### Work to complete
Count how many lines mention the word "this". Write that number alone.

----

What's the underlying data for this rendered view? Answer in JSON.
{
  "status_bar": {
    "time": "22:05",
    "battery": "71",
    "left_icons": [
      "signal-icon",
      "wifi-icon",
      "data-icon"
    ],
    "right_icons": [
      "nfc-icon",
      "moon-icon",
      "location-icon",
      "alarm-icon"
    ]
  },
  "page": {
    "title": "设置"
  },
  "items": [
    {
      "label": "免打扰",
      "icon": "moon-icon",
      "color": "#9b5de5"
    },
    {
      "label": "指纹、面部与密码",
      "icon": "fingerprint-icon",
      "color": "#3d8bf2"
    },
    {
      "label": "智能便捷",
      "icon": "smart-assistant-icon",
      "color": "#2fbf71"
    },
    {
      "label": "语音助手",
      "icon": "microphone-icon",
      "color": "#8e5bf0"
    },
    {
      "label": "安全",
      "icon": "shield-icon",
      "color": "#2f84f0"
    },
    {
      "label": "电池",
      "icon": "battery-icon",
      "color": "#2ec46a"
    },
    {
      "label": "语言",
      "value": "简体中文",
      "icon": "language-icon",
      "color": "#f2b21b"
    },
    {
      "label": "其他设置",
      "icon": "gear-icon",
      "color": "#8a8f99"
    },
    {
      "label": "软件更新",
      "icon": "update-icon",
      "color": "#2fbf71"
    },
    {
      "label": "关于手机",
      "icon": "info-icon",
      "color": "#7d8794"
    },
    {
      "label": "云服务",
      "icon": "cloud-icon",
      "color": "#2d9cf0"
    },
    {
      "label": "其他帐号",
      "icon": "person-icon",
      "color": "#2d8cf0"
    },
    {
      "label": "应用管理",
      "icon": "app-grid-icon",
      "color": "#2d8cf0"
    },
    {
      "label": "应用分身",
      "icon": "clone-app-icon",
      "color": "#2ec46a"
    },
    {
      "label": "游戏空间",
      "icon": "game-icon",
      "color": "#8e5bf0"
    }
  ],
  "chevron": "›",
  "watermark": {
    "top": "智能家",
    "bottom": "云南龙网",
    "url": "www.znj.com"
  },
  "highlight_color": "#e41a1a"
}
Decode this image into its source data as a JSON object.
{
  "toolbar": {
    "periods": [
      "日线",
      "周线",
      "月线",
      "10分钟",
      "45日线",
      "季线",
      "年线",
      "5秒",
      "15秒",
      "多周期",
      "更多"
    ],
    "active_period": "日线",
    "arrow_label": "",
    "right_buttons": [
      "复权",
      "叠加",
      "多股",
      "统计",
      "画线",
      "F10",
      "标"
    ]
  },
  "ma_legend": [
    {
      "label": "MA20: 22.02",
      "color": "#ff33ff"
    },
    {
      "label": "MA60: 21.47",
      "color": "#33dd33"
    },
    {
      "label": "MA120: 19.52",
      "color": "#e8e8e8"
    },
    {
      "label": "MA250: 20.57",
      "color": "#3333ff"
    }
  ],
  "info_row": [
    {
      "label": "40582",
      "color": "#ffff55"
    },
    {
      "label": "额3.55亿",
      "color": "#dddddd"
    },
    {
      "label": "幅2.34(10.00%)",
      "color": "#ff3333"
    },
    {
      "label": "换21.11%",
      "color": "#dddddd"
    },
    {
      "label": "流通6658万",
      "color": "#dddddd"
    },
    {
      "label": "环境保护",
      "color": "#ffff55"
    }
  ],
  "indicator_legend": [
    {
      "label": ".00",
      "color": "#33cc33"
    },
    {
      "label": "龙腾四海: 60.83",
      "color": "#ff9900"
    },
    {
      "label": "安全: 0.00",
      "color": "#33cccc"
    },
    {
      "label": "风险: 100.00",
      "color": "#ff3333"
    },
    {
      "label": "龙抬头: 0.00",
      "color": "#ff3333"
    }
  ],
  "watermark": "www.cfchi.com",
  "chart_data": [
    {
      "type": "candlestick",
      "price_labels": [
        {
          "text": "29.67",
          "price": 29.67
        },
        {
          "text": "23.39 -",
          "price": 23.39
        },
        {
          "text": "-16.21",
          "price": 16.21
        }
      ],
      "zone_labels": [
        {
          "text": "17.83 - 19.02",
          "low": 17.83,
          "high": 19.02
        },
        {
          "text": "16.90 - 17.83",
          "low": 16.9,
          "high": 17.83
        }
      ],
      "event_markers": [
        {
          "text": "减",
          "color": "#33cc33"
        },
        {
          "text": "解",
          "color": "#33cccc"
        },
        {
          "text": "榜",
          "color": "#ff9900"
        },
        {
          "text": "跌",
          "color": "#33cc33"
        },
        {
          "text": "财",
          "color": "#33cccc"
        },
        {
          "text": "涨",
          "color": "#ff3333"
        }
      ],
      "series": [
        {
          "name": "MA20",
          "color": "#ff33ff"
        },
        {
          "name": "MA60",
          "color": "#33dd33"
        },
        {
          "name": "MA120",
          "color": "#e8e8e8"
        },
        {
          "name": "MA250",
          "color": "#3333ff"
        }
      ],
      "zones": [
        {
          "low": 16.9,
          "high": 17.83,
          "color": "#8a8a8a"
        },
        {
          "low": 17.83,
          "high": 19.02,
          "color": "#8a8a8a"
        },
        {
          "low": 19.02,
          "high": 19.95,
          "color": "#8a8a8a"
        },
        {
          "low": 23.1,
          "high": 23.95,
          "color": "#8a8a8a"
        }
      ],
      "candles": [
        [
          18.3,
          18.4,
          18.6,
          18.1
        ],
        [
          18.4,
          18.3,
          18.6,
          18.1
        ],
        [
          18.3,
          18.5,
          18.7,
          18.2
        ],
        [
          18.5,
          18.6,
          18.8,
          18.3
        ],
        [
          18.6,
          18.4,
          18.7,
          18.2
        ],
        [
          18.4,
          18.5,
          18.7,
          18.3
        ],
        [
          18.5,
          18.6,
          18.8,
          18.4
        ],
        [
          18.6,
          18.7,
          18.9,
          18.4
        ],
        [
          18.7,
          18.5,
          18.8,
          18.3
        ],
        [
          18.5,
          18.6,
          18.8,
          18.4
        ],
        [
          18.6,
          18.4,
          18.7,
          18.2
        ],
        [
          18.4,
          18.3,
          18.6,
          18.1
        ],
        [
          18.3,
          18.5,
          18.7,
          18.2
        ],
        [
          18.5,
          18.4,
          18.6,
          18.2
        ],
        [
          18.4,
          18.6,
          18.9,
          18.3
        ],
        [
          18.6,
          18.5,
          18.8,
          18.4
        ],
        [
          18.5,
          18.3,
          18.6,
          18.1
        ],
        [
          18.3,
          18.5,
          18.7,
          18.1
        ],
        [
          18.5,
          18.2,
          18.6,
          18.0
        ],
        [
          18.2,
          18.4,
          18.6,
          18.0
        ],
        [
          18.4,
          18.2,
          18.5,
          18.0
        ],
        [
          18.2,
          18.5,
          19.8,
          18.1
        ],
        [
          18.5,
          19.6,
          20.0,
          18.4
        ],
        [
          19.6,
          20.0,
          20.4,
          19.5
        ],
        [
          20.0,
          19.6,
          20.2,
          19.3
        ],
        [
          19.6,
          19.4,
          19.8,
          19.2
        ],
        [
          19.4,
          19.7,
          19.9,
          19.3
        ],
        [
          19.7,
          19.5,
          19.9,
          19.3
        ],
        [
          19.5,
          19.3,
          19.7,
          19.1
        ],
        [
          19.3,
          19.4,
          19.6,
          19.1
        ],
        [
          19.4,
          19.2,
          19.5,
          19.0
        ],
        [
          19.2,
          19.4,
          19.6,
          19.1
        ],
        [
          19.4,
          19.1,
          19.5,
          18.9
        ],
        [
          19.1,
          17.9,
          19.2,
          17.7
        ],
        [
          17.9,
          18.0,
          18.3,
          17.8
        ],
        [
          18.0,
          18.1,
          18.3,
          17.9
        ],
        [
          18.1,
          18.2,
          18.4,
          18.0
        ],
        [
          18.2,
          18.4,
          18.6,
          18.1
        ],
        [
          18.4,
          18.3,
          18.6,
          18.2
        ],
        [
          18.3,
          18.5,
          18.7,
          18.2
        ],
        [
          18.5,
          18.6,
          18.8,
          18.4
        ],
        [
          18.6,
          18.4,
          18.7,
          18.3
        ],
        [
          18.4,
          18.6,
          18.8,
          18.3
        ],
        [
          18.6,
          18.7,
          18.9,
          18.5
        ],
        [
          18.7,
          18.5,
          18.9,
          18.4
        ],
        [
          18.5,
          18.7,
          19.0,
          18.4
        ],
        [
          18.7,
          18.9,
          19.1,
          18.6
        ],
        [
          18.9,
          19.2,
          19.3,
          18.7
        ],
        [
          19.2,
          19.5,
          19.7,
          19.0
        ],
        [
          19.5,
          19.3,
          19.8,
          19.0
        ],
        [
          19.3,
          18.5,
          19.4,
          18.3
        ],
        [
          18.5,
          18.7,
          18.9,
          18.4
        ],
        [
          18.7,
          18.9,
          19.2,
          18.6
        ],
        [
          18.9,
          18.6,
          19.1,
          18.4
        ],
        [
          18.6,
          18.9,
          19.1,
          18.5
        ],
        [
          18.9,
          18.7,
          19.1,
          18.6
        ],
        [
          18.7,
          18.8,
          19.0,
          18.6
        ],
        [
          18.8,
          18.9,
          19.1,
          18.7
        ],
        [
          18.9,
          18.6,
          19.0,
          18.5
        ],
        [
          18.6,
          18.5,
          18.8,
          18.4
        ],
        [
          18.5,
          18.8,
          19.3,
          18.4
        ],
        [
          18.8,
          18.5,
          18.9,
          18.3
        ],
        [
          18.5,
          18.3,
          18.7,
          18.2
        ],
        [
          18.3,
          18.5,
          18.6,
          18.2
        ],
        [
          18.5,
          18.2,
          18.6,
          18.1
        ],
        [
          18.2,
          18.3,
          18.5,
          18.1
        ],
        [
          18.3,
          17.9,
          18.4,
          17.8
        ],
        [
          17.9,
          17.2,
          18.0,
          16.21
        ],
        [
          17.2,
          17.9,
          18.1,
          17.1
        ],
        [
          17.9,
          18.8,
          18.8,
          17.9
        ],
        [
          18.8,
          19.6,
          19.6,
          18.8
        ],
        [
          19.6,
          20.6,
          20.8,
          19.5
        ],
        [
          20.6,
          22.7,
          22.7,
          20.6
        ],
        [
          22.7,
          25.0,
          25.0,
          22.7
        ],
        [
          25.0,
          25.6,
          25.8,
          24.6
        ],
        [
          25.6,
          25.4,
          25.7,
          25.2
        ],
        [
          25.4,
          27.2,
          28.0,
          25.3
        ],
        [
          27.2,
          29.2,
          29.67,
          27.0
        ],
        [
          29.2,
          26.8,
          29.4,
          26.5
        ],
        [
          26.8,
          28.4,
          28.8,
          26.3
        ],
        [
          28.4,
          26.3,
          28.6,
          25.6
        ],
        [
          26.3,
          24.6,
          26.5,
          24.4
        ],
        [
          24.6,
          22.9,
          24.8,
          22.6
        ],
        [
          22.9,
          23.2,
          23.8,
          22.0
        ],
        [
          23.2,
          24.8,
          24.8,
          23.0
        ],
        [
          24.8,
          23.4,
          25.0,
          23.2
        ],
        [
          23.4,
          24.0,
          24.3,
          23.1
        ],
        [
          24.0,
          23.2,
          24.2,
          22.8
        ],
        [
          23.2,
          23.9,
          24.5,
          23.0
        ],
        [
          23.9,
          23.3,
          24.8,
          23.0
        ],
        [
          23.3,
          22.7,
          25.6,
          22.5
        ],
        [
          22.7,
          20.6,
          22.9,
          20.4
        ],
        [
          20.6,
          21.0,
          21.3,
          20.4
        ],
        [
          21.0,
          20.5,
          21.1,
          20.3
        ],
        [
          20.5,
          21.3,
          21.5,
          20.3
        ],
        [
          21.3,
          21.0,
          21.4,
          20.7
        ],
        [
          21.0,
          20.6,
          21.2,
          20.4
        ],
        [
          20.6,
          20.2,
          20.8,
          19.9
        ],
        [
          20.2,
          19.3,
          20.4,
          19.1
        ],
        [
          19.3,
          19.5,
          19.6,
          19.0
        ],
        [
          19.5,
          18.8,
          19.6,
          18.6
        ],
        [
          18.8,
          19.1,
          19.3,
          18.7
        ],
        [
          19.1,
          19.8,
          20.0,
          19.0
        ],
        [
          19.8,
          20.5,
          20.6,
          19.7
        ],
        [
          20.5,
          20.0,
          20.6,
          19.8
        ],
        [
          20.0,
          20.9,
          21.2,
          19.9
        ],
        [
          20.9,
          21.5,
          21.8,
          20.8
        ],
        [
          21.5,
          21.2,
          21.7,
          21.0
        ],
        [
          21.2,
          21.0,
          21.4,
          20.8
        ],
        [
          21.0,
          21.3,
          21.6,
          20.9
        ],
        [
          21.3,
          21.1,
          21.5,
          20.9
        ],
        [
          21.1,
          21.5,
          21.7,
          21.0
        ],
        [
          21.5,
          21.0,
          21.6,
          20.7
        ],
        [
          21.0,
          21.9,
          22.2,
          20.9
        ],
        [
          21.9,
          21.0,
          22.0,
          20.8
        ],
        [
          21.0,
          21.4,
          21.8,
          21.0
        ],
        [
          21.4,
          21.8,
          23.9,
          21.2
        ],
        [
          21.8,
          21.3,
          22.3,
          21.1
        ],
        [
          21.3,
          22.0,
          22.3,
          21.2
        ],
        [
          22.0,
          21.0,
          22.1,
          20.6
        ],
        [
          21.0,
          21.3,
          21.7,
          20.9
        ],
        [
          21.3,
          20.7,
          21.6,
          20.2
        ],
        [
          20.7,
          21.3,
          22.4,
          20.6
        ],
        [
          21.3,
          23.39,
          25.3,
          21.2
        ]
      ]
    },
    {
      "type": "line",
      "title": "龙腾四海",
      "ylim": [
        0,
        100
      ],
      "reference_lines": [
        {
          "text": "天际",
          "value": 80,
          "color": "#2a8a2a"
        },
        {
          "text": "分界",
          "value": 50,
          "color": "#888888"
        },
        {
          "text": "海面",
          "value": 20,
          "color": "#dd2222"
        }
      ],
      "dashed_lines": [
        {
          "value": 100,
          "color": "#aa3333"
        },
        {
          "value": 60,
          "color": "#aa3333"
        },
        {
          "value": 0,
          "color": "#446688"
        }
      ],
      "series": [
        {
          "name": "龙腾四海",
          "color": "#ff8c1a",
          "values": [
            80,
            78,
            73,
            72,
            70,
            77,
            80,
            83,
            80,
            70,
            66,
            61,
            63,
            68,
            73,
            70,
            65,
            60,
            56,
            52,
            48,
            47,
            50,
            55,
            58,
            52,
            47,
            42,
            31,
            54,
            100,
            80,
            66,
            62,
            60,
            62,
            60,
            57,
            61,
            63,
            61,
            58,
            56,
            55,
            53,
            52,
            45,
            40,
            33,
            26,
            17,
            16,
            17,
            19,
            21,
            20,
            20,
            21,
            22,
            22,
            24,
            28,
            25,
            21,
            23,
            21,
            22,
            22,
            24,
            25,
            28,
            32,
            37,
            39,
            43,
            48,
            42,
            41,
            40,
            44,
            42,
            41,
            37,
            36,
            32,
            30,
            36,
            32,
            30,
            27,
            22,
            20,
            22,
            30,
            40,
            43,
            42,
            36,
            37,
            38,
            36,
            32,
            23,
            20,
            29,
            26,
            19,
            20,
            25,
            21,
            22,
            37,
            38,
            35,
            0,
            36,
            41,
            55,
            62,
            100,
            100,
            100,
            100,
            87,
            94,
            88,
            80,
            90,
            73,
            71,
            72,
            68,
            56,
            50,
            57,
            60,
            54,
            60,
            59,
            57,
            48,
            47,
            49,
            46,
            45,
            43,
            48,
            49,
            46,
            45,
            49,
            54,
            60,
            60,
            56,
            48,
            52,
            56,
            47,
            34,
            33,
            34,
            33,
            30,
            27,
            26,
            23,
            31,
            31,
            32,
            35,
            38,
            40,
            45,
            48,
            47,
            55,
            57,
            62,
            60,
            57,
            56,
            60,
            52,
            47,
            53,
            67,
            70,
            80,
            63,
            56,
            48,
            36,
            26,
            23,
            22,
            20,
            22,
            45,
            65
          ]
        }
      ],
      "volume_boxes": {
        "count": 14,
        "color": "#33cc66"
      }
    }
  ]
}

----

### Task response
2